Task statement:
Pull out every line below holding the word "angular".

-- begin Records provided --

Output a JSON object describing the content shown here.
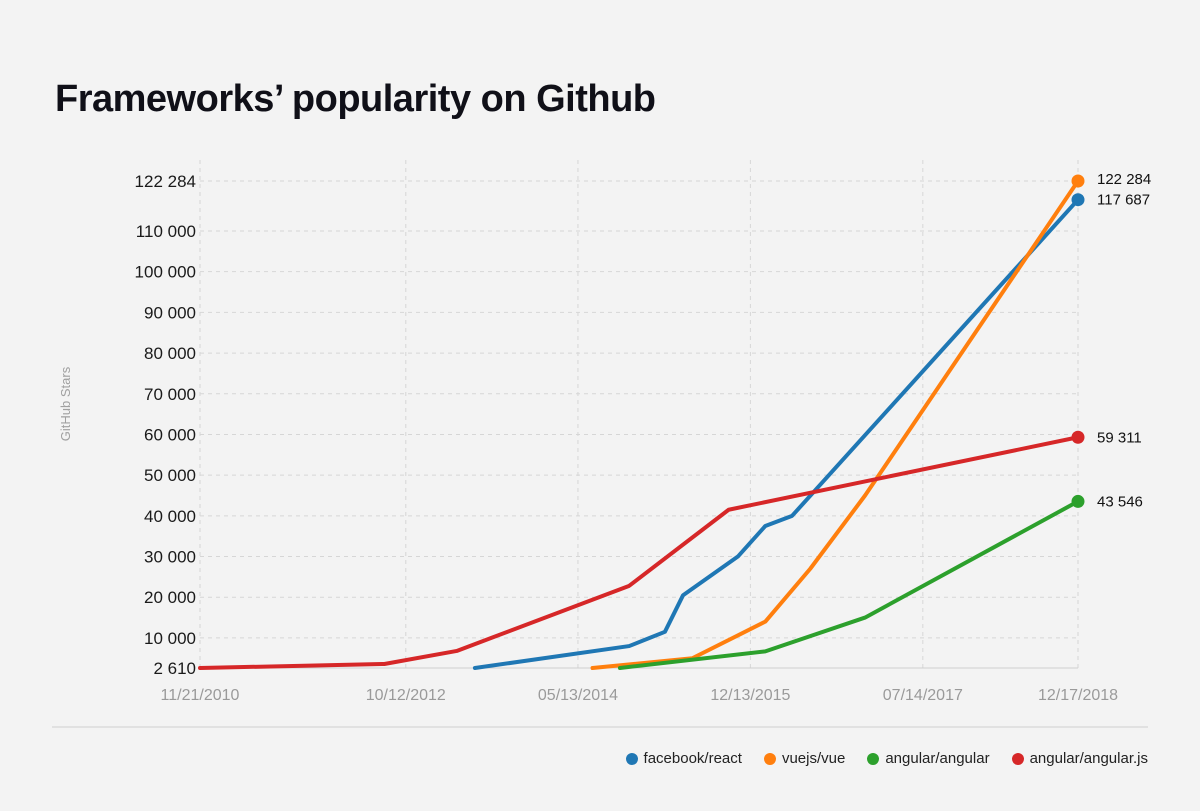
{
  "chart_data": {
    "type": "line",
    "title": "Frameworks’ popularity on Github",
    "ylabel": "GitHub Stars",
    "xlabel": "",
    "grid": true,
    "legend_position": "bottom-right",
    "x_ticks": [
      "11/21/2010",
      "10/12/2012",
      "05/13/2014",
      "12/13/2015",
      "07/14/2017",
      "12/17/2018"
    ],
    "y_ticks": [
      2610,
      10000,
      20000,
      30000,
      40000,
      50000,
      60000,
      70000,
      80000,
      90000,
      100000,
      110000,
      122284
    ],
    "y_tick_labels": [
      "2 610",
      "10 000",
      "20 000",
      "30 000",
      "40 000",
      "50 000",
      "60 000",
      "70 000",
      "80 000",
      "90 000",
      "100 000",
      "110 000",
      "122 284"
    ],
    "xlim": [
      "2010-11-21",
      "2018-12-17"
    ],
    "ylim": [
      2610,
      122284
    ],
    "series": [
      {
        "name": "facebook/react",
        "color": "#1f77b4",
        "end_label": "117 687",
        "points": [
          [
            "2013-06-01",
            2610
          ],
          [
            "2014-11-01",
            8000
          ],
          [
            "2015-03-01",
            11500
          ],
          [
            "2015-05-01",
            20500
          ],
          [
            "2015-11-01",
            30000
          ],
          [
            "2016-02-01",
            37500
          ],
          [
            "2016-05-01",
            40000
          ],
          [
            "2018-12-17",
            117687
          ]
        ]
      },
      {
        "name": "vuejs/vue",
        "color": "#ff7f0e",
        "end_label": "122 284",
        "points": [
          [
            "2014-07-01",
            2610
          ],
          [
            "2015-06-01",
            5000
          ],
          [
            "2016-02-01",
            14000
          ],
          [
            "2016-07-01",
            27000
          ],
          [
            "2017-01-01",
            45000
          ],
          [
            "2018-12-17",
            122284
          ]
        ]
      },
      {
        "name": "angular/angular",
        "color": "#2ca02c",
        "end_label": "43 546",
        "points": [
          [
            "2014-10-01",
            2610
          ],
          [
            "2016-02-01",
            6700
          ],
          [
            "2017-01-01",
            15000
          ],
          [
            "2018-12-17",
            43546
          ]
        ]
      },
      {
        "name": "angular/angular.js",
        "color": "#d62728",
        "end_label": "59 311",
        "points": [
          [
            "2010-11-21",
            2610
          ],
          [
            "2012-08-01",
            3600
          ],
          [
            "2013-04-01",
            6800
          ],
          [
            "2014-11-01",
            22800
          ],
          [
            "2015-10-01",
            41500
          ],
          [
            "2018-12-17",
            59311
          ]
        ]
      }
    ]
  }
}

-- end Records provided --
-- begin Records provided --

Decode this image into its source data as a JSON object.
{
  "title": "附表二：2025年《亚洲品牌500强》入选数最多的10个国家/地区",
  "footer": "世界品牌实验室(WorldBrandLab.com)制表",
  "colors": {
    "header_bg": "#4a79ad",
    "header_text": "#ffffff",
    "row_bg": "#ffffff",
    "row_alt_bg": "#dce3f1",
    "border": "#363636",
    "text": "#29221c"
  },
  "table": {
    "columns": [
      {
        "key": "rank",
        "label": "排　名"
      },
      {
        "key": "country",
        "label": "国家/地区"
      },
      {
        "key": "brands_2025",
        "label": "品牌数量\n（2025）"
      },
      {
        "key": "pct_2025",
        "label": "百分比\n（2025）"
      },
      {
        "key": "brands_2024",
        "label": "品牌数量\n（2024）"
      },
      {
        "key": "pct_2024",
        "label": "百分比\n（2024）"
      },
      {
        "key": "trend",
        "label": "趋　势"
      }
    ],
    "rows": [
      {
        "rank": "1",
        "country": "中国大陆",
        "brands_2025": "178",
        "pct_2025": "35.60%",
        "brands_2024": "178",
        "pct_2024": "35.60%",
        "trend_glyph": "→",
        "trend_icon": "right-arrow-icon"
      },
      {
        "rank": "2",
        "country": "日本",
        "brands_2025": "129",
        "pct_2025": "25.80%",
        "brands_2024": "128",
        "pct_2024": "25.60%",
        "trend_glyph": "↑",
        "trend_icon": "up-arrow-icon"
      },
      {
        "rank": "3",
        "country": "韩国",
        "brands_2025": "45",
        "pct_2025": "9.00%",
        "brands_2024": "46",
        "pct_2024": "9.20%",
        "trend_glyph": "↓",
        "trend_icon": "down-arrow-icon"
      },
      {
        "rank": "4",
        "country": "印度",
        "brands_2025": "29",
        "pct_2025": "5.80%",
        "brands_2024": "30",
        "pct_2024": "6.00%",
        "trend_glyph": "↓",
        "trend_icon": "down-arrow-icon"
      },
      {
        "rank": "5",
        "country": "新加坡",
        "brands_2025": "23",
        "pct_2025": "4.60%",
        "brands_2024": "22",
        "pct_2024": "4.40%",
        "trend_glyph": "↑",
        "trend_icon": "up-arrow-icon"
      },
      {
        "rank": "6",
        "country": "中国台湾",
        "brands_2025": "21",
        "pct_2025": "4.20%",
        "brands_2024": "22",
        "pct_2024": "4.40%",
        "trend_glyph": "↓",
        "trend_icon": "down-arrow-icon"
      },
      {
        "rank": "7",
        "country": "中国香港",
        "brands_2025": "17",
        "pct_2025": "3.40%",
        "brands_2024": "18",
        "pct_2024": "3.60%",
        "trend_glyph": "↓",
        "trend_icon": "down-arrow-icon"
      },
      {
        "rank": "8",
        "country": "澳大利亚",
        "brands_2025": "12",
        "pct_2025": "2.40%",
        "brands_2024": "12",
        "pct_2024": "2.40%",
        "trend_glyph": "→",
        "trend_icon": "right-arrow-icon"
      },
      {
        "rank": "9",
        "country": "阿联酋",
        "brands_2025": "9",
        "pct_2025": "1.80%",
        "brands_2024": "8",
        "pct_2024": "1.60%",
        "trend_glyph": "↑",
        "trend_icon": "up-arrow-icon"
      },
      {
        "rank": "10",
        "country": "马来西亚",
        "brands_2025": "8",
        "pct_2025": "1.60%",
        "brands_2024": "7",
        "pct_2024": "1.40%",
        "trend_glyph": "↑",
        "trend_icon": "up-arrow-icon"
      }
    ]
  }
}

-- end Records provided --

Result:
        "name": "angular/angular",
        "name": "angular/angular.js",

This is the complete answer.